BEGIN THE RECORDS

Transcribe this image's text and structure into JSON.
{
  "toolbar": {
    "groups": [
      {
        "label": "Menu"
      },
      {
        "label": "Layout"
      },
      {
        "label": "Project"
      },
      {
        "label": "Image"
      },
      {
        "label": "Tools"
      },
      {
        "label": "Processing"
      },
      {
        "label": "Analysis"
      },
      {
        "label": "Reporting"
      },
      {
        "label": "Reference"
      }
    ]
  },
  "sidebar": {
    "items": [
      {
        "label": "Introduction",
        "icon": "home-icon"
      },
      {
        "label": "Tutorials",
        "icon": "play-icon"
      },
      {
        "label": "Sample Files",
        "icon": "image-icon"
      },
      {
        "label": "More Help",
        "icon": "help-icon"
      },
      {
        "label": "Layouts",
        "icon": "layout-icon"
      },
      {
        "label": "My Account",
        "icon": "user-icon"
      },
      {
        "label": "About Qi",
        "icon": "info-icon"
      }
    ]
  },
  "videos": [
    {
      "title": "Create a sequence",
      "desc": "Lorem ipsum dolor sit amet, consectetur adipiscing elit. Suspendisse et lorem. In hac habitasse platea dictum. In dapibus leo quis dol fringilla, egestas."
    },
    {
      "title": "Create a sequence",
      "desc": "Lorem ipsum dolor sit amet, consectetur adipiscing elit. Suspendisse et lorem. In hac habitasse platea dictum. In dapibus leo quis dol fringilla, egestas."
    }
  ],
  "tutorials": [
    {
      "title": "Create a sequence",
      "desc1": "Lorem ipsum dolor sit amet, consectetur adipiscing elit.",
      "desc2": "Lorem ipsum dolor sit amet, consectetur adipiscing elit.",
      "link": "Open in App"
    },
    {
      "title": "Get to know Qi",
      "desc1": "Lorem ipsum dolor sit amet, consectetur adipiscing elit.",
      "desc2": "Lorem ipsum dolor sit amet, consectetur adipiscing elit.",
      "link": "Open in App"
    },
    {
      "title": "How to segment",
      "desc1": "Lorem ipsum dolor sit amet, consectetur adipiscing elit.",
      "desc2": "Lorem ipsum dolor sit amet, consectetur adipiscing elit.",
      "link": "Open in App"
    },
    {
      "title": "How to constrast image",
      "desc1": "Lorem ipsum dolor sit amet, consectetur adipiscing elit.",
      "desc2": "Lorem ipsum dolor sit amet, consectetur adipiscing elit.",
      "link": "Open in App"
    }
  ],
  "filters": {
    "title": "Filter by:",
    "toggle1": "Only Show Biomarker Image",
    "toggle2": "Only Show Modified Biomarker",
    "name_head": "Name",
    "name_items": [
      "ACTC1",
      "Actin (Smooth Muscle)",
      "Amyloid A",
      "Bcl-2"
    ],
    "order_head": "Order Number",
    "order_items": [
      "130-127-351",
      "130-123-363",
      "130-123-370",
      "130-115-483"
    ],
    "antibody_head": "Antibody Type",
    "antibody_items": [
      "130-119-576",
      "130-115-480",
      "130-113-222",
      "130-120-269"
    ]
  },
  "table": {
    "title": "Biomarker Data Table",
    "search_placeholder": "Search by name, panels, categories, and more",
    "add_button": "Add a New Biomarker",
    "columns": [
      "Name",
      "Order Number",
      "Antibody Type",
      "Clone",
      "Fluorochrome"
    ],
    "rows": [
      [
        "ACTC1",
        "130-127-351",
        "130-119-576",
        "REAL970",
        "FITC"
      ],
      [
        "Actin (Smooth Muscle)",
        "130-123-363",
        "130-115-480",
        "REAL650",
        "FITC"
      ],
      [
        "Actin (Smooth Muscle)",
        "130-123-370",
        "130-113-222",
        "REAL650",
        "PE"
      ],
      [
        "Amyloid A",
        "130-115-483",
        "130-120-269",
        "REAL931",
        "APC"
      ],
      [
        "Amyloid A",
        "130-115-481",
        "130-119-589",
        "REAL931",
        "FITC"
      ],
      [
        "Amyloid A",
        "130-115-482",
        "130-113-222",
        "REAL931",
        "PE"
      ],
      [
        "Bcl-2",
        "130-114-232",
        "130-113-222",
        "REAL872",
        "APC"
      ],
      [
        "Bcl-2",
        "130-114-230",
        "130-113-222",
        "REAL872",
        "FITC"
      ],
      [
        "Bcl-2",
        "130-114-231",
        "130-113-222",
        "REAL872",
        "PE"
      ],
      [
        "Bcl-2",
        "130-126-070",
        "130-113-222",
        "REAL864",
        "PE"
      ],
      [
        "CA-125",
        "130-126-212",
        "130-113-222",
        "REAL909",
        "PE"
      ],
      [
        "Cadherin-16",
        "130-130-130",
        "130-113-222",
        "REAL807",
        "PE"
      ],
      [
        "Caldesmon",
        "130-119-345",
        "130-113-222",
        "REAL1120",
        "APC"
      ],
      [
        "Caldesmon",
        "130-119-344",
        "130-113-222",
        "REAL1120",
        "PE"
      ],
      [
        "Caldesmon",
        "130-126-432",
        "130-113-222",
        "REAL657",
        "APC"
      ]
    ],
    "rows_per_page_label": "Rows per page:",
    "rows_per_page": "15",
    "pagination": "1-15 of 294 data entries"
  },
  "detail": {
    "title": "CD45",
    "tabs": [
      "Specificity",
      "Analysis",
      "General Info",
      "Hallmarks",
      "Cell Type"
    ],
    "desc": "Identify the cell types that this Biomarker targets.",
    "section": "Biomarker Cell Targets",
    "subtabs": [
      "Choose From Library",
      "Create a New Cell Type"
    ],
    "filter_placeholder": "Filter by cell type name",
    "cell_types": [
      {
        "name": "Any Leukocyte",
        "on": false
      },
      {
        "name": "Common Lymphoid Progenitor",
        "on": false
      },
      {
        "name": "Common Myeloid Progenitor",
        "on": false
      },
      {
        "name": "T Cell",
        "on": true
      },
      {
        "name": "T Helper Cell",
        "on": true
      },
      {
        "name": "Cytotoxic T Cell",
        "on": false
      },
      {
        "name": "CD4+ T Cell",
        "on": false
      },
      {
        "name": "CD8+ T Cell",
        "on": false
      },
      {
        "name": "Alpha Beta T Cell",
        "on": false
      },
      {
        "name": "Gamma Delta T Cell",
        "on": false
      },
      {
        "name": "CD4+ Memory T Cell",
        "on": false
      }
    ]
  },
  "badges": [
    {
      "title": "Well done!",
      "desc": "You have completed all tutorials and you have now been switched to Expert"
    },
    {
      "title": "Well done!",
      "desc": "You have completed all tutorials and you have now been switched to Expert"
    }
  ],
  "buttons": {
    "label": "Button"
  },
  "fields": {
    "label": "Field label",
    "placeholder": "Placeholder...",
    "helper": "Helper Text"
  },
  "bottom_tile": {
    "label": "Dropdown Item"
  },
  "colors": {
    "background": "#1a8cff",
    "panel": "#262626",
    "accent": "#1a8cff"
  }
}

END THE RECORDS

■ **TASK ITEM**
The full listing above is to be copied exactly, line for line.

■ **WRITTEN RESPONSE**
Transcribe this image's text and structure into JSON.
{
  "toolbar": {
    "groups": [
      {
        "label": "Menu"
      },
      {
        "label": "Layout"
      },
      {
        "label": "Project"
      },
      {
        "label": "Image"
      },
      {
        "label": "Tools"
      },
      {
        "label": "Processing"
      },
      {
        "label": "Analysis"
      },
      {
        "label": "Reporting"
      },
      {
        "label": "Reference"
      }
    ]
  },
  "sidebar": {
    "items": [
      {
        "label": "Introduction",
        "icon": "home-icon"
      },
      {
        "label": "Tutorials",
        "icon": "play-icon"
      },
      {
        "label": "Sample Files",
        "icon": "image-icon"
      },
      {
        "label": "More Help",
        "icon": "help-icon"
      },
      {
        "label": "Layouts",
        "icon": "layout-icon"
      },
      {
        "label": "My Account",
        "icon": "user-icon"
      },
      {
        "label": "About Qi",
        "icon": "info-icon"
      }
    ]
  },
  "videos": [
    {
      "title": "Create a sequence",
      "desc": "Lorem ipsum dolor sit amet, consectetur adipiscing elit. Suspendisse et lorem. In hac habitasse platea dictum. In dapibus leo quis dol fringilla, egestas."
    },
    {
      "title": "Create a sequence",
      "desc": "Lorem ipsum dolor sit amet, consectetur adipiscing elit. Suspendisse et lorem. In hac habitasse platea dictum. In dapibus leo quis dol fringilla, egestas."
    }
  ],
  "tutorials": [
    {
      "title": "Create a sequence",
      "desc1": "Lorem ipsum dolor sit amet, consectetur adipiscing elit.",
      "desc2": "Lorem ipsum dolor sit amet, consectetur adipiscing elit.",
      "link": "Open in App"
    },
    {
      "title": "Get to know Qi",
      "desc1": "Lorem ipsum dolor sit amet, consectetur adipiscing elit.",
      "desc2": "Lorem ipsum dolor sit amet, consectetur adipiscing elit.",
      "link": "Open in App"
    },
    {
      "title": "How to segment",
      "desc1": "Lorem ipsum dolor sit amet, consectetur adipiscing elit.",
      "desc2": "Lorem ipsum dolor sit amet, consectetur adipiscing elit.",
      "link": "Open in App"
    },
    {
      "title": "How to constrast image",
      "desc1": "Lorem ipsum dolor sit amet, consectetur adipiscing elit.",
      "desc2": "Lorem ipsum dolor sit amet, consectetur adipiscing elit.",
      "link": "Open in App"
    }
  ],
  "filters": {
    "title": "Filter by:",
    "toggle1": "Only Show Biomarker Image",
    "toggle2": "Only Show Modified Biomarker",
    "name_head": "Name",
    "name_items": [
      "ACTC1",
      "Actin (Smooth Muscle)",
      "Amyloid A",
      "Bcl-2"
    ],
    "order_head": "Order Number",
    "order_items": [
      "130-127-351",
      "130-123-363",
      "130-123-370",
      "130-115-483"
    ],
    "antibody_head": "Antibody Type",
    "antibody_items": [
      "130-119-576",
      "130-115-480",
      "130-113-222",
      "130-120-269"
    ]
  },
  "table": {
    "title": "Biomarker Data Table",
    "search_placeholder": "Search by name, panels, categories, and more",
    "add_button": "Add a New Biomarker",
    "columns": [
      "Name",
      "Order Number",
      "Antibody Type",
      "Clone",
      "Fluorochrome"
    ],
    "rows": [
      [
        "ACTC1",
        "130-127-351",
        "130-119-576",
        "REAL970",
        "FITC"
      ],
      [
        "Actin (Smooth Muscle)",
        "130-123-363",
        "130-115-480",
        "REAL650",
        "FITC"
      ],
      [
        "Actin (Smooth Muscle)",
        "130-123-370",
        "130-113-222",
        "REAL650",
        "PE"
      ],
      [
        "Amyloid A",
        "130-115-483",
        "130-120-269",
        "REAL931",
        "APC"
      ],
      [
        "Amyloid A",
        "130-115-481",
        "130-119-589",
        "REAL931",
        "FITC"
      ],
      [
        "Amyloid A",
        "130-115-482",
        "130-113-222",
        "REAL931",
        "PE"
      ],
      [
        "Bcl-2",
        "130-114-232",
        "130-113-222",
        "REAL872",
        "APC"
      ],
      [
        "Bcl-2",
        "130-114-230",
        "130-113-222",
        "REAL872",
        "FITC"
      ],
      [
        "Bcl-2",
        "130-114-231",
        "130-113-222",
        "REAL872",
        "PE"
      ],
      [
        "Bcl-2",
        "130-126-070",
        "130-113-222",
        "REAL864",
        "PE"
      ],
      [
        "CA-125",
        "130-126-212",
        "130-113-222",
        "REAL909",
        "PE"
      ],
      [
        "Cadherin-16",
        "130-130-130",
        "130-113-222",
        "REAL807",
        "PE"
      ],
      [
        "Caldesmon",
        "130-119-345",
        "130-113-222",
        "REAL1120",
        "APC"
      ],
      [
        "Caldesmon",
        "130-119-344",
        "130-113-222",
        "REAL1120",
        "PE"
      ],
      [
        "Caldesmon",
        "130-126-432",
        "130-113-222",
        "REAL657",
        "APC"
      ]
    ],
    "rows_per_page_label": "Rows per page:",
    "rows_per_page": "15",
    "pagination": "1-15 of 294 data entries"
  },
  "detail": {
    "title": "CD45",
    "tabs": [
      "Specificity",
      "Analysis",
      "General Info",
      "Hallmarks",
      "Cell Type"
    ],
    "desc": "Identify the cell types that this Biomarker targets.",
    "section": "Biomarker Cell Targets",
    "subtabs": [
      "Choose From Library",
      "Create a New Cell Type"
    ],
    "filter_placeholder": "Filter by cell type name",
    "cell_types": [
      {
        "name": "Any Leukocyte",
        "on": false
      },
      {
        "name": "Common Lymphoid Progenitor",
        "on": false
      },
      {
        "name": "Common Myeloid Progenitor",
        "on": false
      },
      {
        "name": "T Cell",
        "on": true
      },
      {
        "name": "T Helper Cell",
        "on": true
      },
      {
        "name": "Cytotoxic T Cell",
        "on": false
      },
      {
        "name": "CD4+ T Cell",
        "on": false
      },
      {
        "name": "CD8+ T Cell",
        "on": false
      },
      {
        "name": "Alpha Beta T Cell",
        "on": false
      },
      {
        "name": "Gamma Delta T Cell",
        "on": false
      },
      {
        "name": "CD4+ Memory T Cell",
        "on": false
      }
    ]
  },
  "badges": [
    {
      "title": "Well done!",
      "desc": "You have completed all tutorials and you have now been switched to Expert"
    },
    {
      "title": "Well done!",
      "desc": "You have completed all tutorials and you have now been switched to Expert"
    }
  ],
  "buttons": {
    "label": "Button"
  },
  "fields": {
    "label": "Field label",
    "placeholder": "Placeholder...",
    "helper": "Helper Text"
  },
  "bottom_tile": {
    "label": "Dropdown Item"
  },
  "colors": {
    "background": "#1a8cff",
    "panel": "#262626",
    "accent": "#1a8cff"
  }
}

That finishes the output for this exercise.